:: Your task ::
Gather all lines in the records below that include the word "Check".

○ ○ ○ ○ ○ ○ ○

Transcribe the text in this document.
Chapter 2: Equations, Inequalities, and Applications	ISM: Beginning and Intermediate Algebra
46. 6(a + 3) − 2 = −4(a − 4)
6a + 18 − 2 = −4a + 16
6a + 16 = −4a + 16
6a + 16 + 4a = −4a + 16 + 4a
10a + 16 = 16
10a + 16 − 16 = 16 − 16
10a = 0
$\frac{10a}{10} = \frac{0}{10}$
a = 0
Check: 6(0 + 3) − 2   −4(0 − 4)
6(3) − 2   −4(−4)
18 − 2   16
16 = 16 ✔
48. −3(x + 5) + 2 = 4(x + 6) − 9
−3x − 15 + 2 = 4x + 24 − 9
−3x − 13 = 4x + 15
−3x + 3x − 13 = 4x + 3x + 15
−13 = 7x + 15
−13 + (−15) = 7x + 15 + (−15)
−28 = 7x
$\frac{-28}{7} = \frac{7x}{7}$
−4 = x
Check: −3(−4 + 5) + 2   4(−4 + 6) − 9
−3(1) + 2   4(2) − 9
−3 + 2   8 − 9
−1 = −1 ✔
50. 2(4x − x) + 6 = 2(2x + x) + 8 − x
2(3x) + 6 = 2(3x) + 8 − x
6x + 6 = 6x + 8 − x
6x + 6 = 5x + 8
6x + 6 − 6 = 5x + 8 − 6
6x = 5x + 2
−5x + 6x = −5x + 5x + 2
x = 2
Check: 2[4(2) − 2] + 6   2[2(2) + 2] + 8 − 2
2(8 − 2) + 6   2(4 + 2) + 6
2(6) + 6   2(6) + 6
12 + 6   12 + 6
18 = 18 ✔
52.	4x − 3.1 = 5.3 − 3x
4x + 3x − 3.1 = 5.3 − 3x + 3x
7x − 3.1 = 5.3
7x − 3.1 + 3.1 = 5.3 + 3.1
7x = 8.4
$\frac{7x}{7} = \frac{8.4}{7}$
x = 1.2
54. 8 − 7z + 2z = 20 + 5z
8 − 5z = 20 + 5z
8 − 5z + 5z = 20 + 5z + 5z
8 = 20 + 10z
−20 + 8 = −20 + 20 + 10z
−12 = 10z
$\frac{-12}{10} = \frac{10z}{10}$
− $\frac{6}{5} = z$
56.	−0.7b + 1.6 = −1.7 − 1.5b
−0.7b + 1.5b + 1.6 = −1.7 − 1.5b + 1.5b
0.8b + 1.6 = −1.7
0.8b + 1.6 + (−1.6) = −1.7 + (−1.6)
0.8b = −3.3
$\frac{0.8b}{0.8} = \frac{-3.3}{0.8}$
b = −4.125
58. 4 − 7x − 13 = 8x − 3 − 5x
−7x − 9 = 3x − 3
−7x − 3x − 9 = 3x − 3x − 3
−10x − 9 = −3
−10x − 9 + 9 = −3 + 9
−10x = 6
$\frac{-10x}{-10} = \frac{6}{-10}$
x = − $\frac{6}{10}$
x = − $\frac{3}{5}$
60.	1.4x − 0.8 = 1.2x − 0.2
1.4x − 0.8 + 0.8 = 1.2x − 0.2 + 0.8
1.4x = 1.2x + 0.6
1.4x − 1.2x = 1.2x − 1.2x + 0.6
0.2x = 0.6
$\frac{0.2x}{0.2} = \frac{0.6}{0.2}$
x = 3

○ ○ ○ ○ ○ ○ ○

:: In response ::
Check: 6(0 + 3) − 2   −4(0 − 4)
Check: −3(−4 + 5) + 2   4(−4 + 6) − 9
Check: 2[4(2) − 2] + 6   2[2(2) + 2] + 8 − 2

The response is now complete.